══ THE INPUT
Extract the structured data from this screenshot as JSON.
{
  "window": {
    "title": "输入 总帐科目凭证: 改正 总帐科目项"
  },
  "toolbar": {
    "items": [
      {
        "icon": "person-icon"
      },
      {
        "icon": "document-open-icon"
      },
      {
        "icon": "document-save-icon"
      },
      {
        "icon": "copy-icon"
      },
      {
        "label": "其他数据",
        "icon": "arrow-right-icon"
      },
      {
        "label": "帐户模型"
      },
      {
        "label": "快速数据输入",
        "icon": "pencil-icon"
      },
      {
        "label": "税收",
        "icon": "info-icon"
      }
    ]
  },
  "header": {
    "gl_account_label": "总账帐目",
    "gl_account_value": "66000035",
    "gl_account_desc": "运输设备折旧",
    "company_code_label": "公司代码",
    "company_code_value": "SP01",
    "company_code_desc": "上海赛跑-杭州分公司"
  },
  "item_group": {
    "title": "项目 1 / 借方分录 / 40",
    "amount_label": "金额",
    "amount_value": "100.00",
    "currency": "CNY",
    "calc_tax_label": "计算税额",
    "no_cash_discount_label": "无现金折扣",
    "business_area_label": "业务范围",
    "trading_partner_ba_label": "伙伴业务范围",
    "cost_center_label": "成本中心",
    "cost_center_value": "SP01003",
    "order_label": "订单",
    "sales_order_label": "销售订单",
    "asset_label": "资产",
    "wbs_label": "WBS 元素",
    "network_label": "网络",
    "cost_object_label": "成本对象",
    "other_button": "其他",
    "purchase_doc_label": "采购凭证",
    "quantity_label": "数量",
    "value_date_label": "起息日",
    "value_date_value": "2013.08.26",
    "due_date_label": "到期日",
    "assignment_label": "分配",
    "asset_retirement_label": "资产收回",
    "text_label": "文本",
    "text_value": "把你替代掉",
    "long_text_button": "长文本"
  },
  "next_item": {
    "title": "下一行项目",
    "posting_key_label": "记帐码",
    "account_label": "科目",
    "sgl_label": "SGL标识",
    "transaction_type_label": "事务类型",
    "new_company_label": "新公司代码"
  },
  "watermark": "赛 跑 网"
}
════
[WORK INSTRUCTIONS] Every entry must be output again, exactly as written above.

[RESULT FOR THIS TASK]
Extract the structured data from this screenshot as JSON.
{
  "window": {
    "title": "输入 总帐科目凭证: 改正 总帐科目项"
  },
  "toolbar": {
    "items": [
      {
        "icon": "person-icon"
      },
      {
        "icon": "document-open-icon"
      },
      {
        "icon": "document-save-icon"
      },
      {
        "icon": "copy-icon"
      },
      {
        "label": "其他数据",
        "icon": "arrow-right-icon"
      },
      {
        "label": "帐户模型"
      },
      {
        "label": "快速数据输入",
        "icon": "pencil-icon"
      },
      {
        "label": "税收",
        "icon": "info-icon"
      }
    ]
  },
  "header": {
    "gl_account_label": "总账帐目",
    "gl_account_value": "66000035",
    "gl_account_desc": "运输设备折旧",
    "company_code_label": "公司代码",
    "company_code_value": "SP01",
    "company_code_desc": "上海赛跑-杭州分公司"
  },
  "item_group": {
    "title": "项目 1 / 借方分录 / 40",
    "amount_label": "金额",
    "amount_value": "100.00",
    "currency": "CNY",
    "calc_tax_label": "计算税额",
    "no_cash_discount_label": "无现金折扣",
    "business_area_label": "业务范围",
    "trading_partner_ba_label": "伙伴业务范围",
    "cost_center_label": "成本中心",
    "cost_center_value": "SP01003",
    "order_label": "订单",
    "sales_order_label": "销售订单",
    "asset_label": "资产",
    "wbs_label": "WBS 元素",
    "network_label": "网络",
    "cost_object_label": "成本对象",
    "other_button": "其他",
    "purchase_doc_label": "采购凭证",
    "quantity_label": "数量",
    "value_date_label": "起息日",
    "value_date_value": "2013.08.26",
    "due_date_label": "到期日",
    "assignment_label": "分配",
    "asset_retirement_label": "资产收回",
    "text_label": "文本",
    "text_value": "把你替代掉",
    "long_text_button": "长文本"
  },
  "next_item": {
    "title": "下一行项目",
    "posting_key_label": "记帐码",
    "account_label": "科目",
    "sgl_label": "SGL标识",
    "transaction_type_label": "事务类型",
    "new_company_label": "新公司代码"
  },
  "watermark": "赛 跑 网"
}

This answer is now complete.